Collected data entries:
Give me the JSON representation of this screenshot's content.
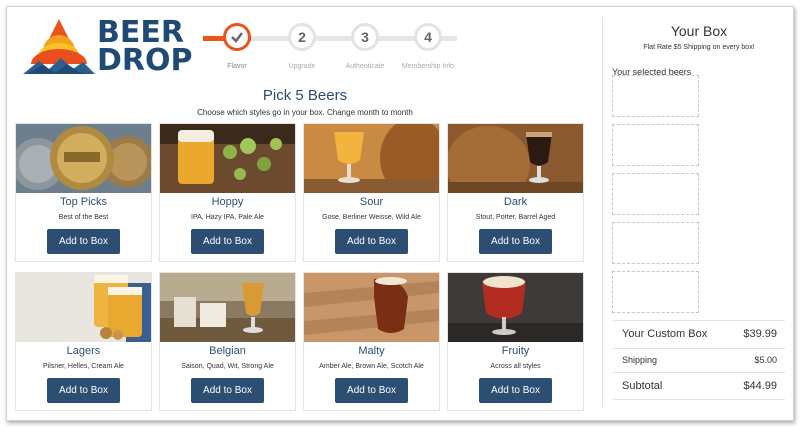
{
  "brand": {
    "line1": "BEER",
    "line2": "DROP"
  },
  "stepper": {
    "steps": [
      {
        "number": "",
        "label": "Flavor"
      },
      {
        "number": "2",
        "label": "Upgrade"
      },
      {
        "number": "3",
        "label": "Authenticate"
      },
      {
        "number": "4",
        "label": "Membership Info"
      }
    ]
  },
  "main": {
    "title": "Pick 5 Beers",
    "subtitle": "Choose which styles go in your box. Change month to month",
    "add_label": "Add to Box",
    "cards": [
      {
        "name": "Top Picks",
        "desc": "Best of the Best"
      },
      {
        "name": "Hoppy",
        "desc": "IPA, Hazy IPA, Pale Ale"
      },
      {
        "name": "Sour",
        "desc": "Gose, Berliner Weisse, Wild Ale"
      },
      {
        "name": "Dark",
        "desc": "Stout, Porter, Barrel Aged"
      },
      {
        "name": "Lagers",
        "desc": "Pilsner, Helles, Cream Ale"
      },
      {
        "name": "Belgian",
        "desc": "Saison, Quad, Wit, Strong Ale"
      },
      {
        "name": "Malty",
        "desc": "Amber Ale, Brown Ale, Scotch Ale"
      },
      {
        "name": "Fruity",
        "desc": "Across all styles"
      }
    ]
  },
  "sidebar": {
    "title": "Your Box",
    "subtitle": "Flat Rate $5 Shipping on every box!",
    "selected_label": "Your selected beers",
    "summary": [
      {
        "label": "Your Custom Box",
        "value": "$39.99"
      },
      {
        "label": "Shipping",
        "value": "$5.00"
      },
      {
        "label": "Subtotal",
        "value": "$44.99"
      }
    ]
  },
  "colors": {
    "brand_blue": "#2c4e73",
    "accent_orange": "#e8541c"
  }
}
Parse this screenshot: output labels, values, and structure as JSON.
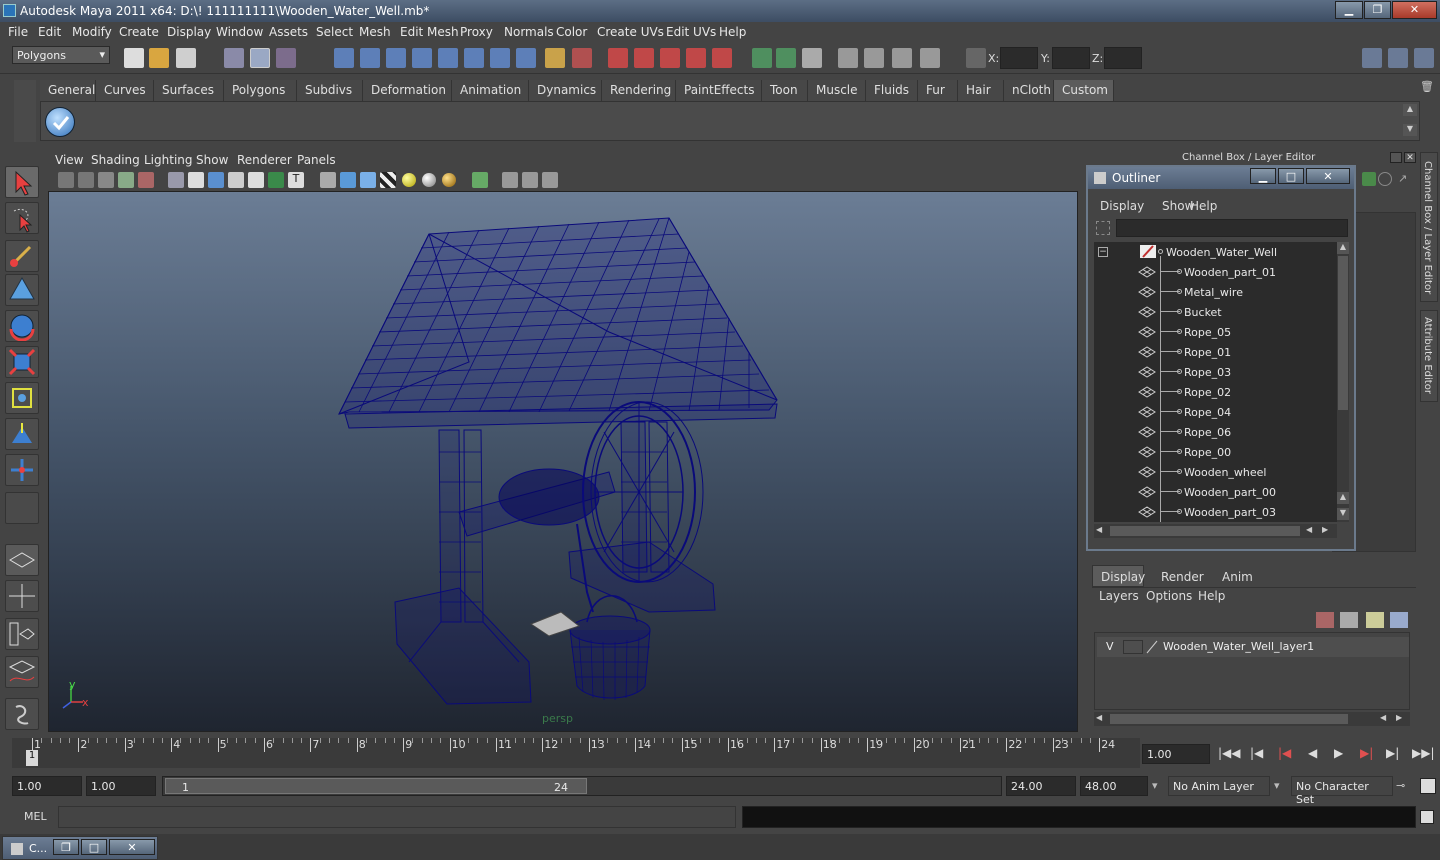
{
  "window": {
    "title": "Autodesk Maya 2011 x64: D:\\! 111111111\\Wooden_Water_Well.mb*"
  },
  "menubar": [
    "File",
    "Edit",
    "Modify",
    "Create",
    "Display",
    "Window",
    "Assets",
    "Select",
    "Mesh",
    "Edit Mesh",
    "Proxy",
    "Normals",
    "Color",
    "Create UVs",
    "Edit UVs",
    "Help"
  ],
  "statusline": {
    "mode": "Polygons",
    "x_label": "X:",
    "y_label": "Y:",
    "z_label": "Z:"
  },
  "shelf_tabs": [
    "General",
    "Curves",
    "Surfaces",
    "Polygons",
    "Subdivs",
    "Deformation",
    "Animation",
    "Dynamics",
    "Rendering",
    "PaintEffects",
    "Toon",
    "Muscle",
    "Fluids",
    "Fur",
    "Hair",
    "nCloth",
    "Custom"
  ],
  "shelf_active": "Custom",
  "viewport": {
    "menu": [
      "View",
      "Shading",
      "Lighting",
      "Show",
      "Renderer",
      "Panels"
    ],
    "camera_label": "persp",
    "axis_y": "y",
    "axis_x": "x"
  },
  "right_panel": {
    "title": "Channel Box / Layer Editor",
    "side_tab_1": "Channel Box / Layer Editor",
    "side_tab_2": "Attribute Editor"
  },
  "outliner": {
    "title": "Outliner",
    "menu": [
      "Display",
      "Show",
      "Help"
    ],
    "root": "Wooden_Water_Well",
    "items": [
      "Wooden_part_01",
      "Metal_wire",
      "Bucket",
      "Rope_05",
      "Rope_01",
      "Rope_03",
      "Rope_02",
      "Rope_04",
      "Rope_06",
      "Rope_00",
      "Wooden_wheel",
      "Wooden_part_00",
      "Wooden_part_03"
    ]
  },
  "layer_editor": {
    "tabs": [
      "Display",
      "Render",
      "Anim"
    ],
    "menu": [
      "Layers",
      "Options",
      "Help"
    ],
    "layer_visibility": "V",
    "layer_name": "Wooden_Water_Well_layer1"
  },
  "timeline": {
    "frames": [
      "1",
      "2",
      "3",
      "4",
      "5",
      "6",
      "7",
      "8",
      "9",
      "10",
      "11",
      "12",
      "13",
      "14",
      "15",
      "16",
      "17",
      "18",
      "19",
      "20",
      "21",
      "22",
      "23",
      "24"
    ],
    "current_frame_marker": "1",
    "current_time": "1.00"
  },
  "range": {
    "start": "1.00",
    "playback_start": "1.00",
    "slider_start": "1",
    "slider_end": "24",
    "playback_end": "24.00",
    "end": "48.00",
    "anim_layer": "No Anim Layer",
    "character_set": "No Character Set"
  },
  "command_line": {
    "label": "MEL"
  },
  "taskbar": {
    "item": "C..."
  }
}
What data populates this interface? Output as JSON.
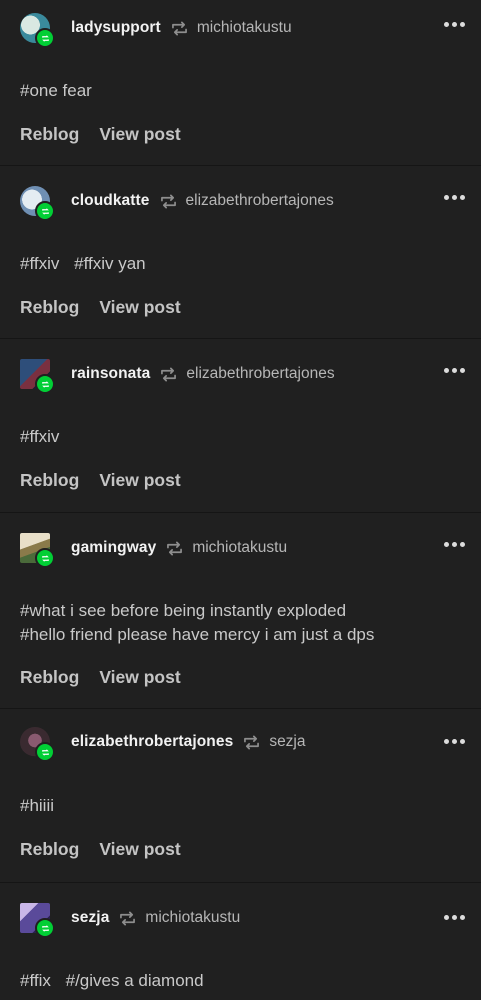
{
  "posts": [
    {
      "username": "ladysupport",
      "source": "michiotakustu",
      "avatar_colors": [
        "#3a8a9c",
        "#d9e8e2"
      ],
      "tags": [
        "#one fear"
      ],
      "reblog_label": "Reblog",
      "view_label": "View post"
    },
    {
      "username": "cloudkatte",
      "source": "elizabethrobertajones",
      "avatar_colors": [
        "#6f8fb3",
        "#e4ecf2"
      ],
      "tags": [
        "#ffxiv",
        "#ffxiv yan"
      ],
      "reblog_label": "Reblog",
      "view_label": "View post"
    },
    {
      "username": "rainsonata",
      "source": "elizabethrobertajones",
      "avatar_colors": [
        "#2e4e7a",
        "#7a3040"
      ],
      "tags": [
        "#ffxiv"
      ],
      "reblog_label": "Reblog",
      "view_label": "View post"
    },
    {
      "username": "gamingway",
      "source": "michiotakustu",
      "avatar_colors": [
        "#e8dfc8",
        "#8a7a4a"
      ],
      "tag_lines": [
        "#what i see before being instantly exploded",
        "#hello friend please have mercy i am just a dps"
      ],
      "reblog_label": "Reblog",
      "view_label": "View post"
    },
    {
      "username": "elizabethrobertajones",
      "source": "sezja",
      "avatar_colors": [
        "#3a2a30",
        "#8a5a70"
      ],
      "tags": [
        "#hiiii"
      ],
      "reblog_label": "Reblog",
      "view_label": "View post"
    },
    {
      "username": "sezja",
      "source": "michiotakustu",
      "avatar_colors": [
        "#5a4a9a",
        "#c9b6e8"
      ],
      "tags": [
        "#ffix",
        "#/gives a diamond"
      ]
    }
  ],
  "colors": {
    "background": "#202020",
    "reblog_badge": "#01cf35",
    "divider": "#151515"
  },
  "icons": {
    "reblog": "reblog-icon",
    "more": "more-options-icon"
  }
}
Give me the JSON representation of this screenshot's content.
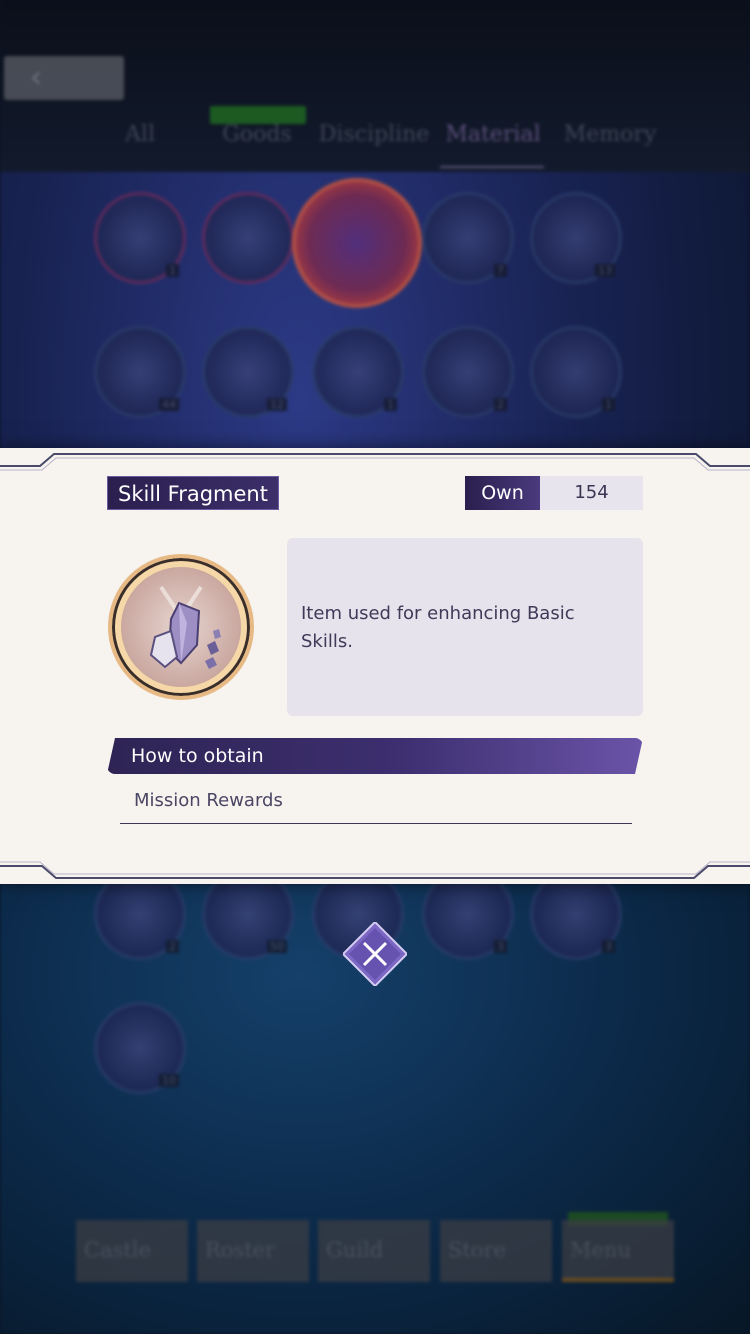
{
  "background": {
    "tabs": [
      {
        "label": "All"
      },
      {
        "label": "Goods"
      },
      {
        "label": "Discipline"
      },
      {
        "label": "Material"
      },
      {
        "label": "Memory"
      }
    ],
    "active_tab": "Material",
    "items_row1": [
      "1",
      "",
      "",
      "7",
      "13"
    ],
    "items_row2": [
      "44",
      "12",
      "1",
      "2",
      "1"
    ],
    "items_row3": [
      "2",
      "50",
      "",
      "3",
      "3"
    ],
    "items_row4": [
      "10"
    ],
    "bottom_nav": [
      "Castle",
      "Roster",
      "Guild",
      "Store",
      "Menu"
    ]
  },
  "popup": {
    "item_name": "Skill Fragment",
    "own_label": "Own",
    "own_value": "154",
    "description": "Item used for enhancing Basic Skills.",
    "obtain_heading": "How to obtain",
    "obtain_sources": [
      "Mission Rewards"
    ]
  },
  "icons": {
    "item": "skill-fragment-icon",
    "close": "close-icon",
    "back": "chevron-left-icon"
  },
  "colors": {
    "accent": "#3c2f6a",
    "panel": "#f7f3ef"
  }
}
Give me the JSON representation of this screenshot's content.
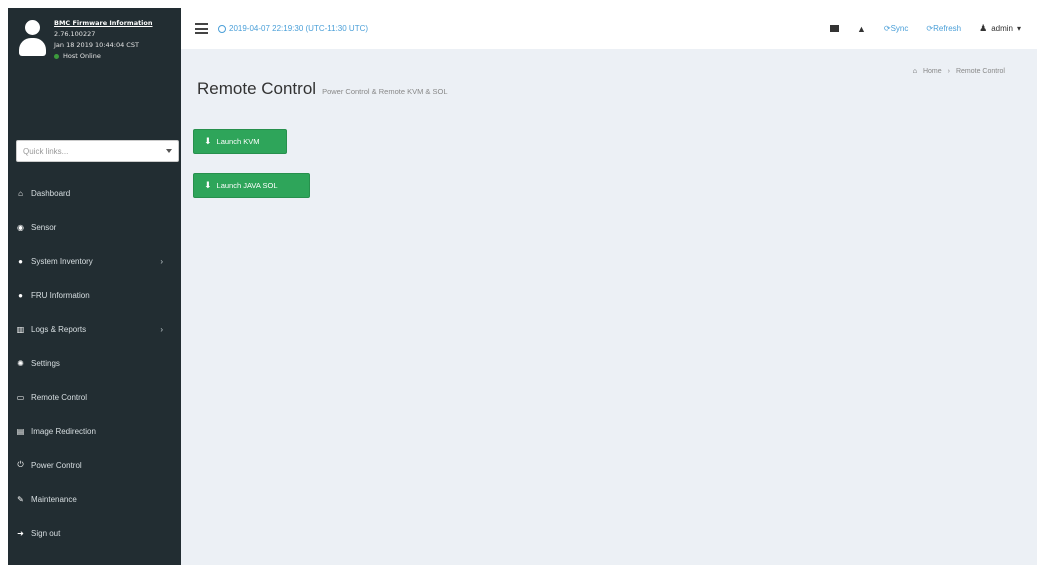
{
  "user_panel": {
    "fw_title": "BMC Firmware Information",
    "fw_version": "2.76.100227",
    "fw_date": "Jan 18 2019 10:44:04 CST",
    "host_status": "Host Online"
  },
  "quicklinks": {
    "placeholder": "Quick links..."
  },
  "menu": {
    "items": [
      {
        "label": "Dashboard",
        "icon": "dashboard-icon"
      },
      {
        "label": "Sensor",
        "icon": "sensor-icon"
      },
      {
        "label": "System Inventory",
        "icon": "info-icon"
      },
      {
        "label": "FRU Information",
        "icon": "info-icon"
      },
      {
        "label": "Logs & Reports",
        "icon": "chart-icon"
      },
      {
        "label": "Settings",
        "icon": "gear-icon"
      },
      {
        "label": "Remote Control",
        "icon": "monitor-icon"
      },
      {
        "label": "Image Redirection",
        "icon": "disk-icon"
      },
      {
        "label": "Power Control",
        "icon": "power-icon"
      },
      {
        "label": "Maintenance",
        "icon": "wrench-icon"
      },
      {
        "label": "Sign out",
        "icon": "sign-out-icon"
      }
    ]
  },
  "header": {
    "datetime": "2019-04-07 22:19:30 (UTC-11:30 UTC)",
    "sync_label": "Sync",
    "refresh_label": "Refresh",
    "user_label": "admin"
  },
  "page": {
    "title": "Remote Control",
    "subtitle": "Power Control & Remote KVM & SOL",
    "breadcrumb_home": "Home",
    "breadcrumb_current": "Remote Control"
  },
  "actions": {
    "launch_kvm": "Launch KVM",
    "launch_java_sol": "Launch JAVA SOL"
  },
  "colors": {
    "sidebar_bg": "#222d32",
    "content_bg": "#ecf0f5",
    "accent_blue": "#4a9fd8",
    "button_green": "#2ea55a"
  }
}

▸ **Exercise task**:
Every line that holds the word "Custom" should be extracted.

▸ **Written response**:
        "label": "Your Custom Box",
    "Custom"
  "shelf_active": "Custom",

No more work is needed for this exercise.